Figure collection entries
◇ ◇ ◇ ◇
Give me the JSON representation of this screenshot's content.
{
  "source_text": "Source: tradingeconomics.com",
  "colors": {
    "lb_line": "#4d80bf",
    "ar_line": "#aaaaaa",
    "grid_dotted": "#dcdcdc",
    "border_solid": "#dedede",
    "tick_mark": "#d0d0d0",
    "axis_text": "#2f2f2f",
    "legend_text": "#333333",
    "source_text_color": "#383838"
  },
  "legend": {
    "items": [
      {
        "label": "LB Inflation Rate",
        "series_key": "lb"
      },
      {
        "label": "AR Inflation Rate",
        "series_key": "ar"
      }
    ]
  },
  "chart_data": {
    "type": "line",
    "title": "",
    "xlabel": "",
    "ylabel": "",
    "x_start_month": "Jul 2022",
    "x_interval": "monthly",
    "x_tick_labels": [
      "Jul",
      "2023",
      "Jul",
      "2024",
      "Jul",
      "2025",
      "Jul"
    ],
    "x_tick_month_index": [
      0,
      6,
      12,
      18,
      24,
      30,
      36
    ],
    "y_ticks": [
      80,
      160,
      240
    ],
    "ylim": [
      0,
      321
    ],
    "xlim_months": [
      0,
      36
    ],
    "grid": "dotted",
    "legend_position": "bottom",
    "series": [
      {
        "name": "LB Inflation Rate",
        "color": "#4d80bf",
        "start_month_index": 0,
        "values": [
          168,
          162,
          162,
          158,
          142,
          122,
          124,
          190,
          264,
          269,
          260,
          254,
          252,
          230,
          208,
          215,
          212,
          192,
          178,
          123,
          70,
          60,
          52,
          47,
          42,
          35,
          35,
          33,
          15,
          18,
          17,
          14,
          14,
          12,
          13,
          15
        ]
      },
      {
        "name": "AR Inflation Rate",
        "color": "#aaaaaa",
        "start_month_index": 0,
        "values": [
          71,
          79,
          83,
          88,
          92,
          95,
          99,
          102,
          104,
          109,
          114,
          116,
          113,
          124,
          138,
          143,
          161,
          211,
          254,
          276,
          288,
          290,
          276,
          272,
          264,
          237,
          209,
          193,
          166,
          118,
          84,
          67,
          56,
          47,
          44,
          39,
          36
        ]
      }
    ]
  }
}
◇ ◇ ◇ ◇
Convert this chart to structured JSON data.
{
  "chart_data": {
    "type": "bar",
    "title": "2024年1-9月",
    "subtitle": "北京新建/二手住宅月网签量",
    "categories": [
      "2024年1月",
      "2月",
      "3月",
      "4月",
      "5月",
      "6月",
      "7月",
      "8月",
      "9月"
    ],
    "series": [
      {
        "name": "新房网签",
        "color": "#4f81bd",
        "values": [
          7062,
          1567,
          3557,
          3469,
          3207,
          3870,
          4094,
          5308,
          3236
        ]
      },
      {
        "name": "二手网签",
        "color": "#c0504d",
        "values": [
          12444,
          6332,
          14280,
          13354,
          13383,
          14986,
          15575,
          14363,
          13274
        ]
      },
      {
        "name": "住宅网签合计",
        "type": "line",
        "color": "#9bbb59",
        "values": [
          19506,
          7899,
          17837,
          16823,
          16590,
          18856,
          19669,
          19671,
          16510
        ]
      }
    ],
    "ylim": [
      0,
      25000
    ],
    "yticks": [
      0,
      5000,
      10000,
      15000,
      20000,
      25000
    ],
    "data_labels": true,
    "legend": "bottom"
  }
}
◇ ◇ ◇ ◇
• [Written instruction] Gather from the data above every line with the string "this".

• [Final result]
Give me the JSON representation of this screenshot's content.
Convert this chart to structured JSON data.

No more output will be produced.